AIM OF THE TASK: From the entries that follow, extract each line holding the string "image".

+++

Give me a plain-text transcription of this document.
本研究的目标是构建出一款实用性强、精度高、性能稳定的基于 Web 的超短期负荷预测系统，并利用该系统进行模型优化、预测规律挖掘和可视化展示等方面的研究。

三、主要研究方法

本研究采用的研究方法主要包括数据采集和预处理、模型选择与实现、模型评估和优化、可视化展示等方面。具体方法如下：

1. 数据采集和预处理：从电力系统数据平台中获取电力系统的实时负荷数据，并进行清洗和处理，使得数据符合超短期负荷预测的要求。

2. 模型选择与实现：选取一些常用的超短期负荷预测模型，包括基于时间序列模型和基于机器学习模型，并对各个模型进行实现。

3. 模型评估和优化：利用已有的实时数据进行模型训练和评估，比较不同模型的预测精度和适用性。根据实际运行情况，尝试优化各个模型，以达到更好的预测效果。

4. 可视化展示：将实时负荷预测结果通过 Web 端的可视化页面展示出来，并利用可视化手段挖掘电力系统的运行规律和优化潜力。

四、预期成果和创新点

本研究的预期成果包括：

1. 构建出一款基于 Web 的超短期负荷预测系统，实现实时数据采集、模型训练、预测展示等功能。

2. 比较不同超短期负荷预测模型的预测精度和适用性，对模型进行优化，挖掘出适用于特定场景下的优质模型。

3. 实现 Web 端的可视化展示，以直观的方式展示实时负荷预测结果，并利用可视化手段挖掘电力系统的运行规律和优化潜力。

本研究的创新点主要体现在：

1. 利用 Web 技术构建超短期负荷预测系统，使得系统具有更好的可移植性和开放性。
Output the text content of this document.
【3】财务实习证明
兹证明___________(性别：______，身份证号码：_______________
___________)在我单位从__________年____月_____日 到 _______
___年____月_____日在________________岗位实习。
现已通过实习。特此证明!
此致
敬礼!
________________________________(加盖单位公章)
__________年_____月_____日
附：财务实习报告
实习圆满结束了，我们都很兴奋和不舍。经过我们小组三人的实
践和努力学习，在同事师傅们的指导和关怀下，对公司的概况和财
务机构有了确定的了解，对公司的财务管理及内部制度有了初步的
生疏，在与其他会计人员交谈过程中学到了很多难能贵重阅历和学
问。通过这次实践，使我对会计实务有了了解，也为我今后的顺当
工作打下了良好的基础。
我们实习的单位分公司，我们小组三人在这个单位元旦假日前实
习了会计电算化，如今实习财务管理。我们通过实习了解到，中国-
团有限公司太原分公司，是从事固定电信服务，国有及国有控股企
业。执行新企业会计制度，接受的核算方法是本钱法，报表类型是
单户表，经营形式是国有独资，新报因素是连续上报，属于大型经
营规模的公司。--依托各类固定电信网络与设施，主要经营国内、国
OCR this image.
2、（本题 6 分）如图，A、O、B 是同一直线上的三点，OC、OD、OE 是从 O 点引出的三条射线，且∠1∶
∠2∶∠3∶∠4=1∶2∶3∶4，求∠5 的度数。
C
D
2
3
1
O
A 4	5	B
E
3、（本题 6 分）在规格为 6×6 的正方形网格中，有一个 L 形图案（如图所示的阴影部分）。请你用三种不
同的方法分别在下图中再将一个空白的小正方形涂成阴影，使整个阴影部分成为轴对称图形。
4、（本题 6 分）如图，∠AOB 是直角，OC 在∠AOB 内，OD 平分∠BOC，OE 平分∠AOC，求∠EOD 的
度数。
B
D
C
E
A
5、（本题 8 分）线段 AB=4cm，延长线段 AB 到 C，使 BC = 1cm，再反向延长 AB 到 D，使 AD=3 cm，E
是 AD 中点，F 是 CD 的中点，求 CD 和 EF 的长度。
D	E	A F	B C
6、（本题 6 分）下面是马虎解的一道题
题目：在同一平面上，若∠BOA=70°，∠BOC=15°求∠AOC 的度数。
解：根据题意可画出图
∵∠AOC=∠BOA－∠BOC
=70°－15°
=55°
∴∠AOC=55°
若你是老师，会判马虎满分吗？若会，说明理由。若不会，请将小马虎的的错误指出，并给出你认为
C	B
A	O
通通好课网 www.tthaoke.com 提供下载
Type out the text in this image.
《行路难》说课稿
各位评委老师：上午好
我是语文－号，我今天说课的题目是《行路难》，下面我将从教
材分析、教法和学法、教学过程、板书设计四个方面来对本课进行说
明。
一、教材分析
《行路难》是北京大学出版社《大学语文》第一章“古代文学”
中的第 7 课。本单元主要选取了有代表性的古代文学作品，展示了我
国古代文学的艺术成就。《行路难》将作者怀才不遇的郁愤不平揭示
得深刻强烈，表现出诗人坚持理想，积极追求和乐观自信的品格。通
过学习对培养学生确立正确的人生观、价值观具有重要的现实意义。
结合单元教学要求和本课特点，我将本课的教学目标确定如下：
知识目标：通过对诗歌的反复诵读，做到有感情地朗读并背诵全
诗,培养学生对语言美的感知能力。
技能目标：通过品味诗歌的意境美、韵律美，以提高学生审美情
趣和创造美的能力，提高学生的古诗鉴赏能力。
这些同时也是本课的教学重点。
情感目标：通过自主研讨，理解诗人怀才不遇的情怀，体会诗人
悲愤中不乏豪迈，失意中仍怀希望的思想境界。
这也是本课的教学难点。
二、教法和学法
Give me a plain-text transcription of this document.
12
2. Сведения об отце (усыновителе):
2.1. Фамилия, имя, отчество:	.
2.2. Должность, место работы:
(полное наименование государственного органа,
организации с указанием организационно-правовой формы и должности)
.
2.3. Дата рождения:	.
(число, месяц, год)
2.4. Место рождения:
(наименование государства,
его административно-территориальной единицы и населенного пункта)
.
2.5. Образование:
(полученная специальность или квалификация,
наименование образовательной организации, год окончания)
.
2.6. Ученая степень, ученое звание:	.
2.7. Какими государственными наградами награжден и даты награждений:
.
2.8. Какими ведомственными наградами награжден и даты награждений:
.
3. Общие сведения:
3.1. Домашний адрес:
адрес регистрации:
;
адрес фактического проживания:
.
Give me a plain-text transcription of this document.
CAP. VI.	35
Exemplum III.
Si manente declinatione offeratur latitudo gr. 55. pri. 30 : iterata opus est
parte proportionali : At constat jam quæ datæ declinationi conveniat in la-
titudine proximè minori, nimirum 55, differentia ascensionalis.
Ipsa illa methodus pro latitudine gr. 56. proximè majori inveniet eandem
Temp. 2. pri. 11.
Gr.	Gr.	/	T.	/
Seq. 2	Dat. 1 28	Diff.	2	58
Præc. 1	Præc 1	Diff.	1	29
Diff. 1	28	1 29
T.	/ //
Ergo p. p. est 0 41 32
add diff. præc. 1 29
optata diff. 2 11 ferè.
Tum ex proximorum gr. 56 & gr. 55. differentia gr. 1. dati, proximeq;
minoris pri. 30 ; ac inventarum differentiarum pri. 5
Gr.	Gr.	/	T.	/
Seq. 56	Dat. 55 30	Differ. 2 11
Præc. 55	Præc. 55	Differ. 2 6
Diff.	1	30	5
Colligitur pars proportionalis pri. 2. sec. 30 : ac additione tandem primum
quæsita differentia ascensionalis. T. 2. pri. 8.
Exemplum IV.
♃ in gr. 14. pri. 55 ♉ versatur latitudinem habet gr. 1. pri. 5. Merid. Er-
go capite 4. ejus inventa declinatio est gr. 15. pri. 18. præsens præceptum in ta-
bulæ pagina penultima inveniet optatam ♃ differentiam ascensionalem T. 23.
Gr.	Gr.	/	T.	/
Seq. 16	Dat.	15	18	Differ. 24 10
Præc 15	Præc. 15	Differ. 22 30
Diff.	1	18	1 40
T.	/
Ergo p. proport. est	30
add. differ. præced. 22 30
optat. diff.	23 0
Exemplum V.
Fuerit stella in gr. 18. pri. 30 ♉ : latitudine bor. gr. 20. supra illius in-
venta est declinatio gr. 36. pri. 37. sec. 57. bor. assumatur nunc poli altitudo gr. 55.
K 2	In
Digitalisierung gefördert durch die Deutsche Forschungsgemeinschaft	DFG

+++

THE SOLUTION:
OCR this image.
Type out the text in this image.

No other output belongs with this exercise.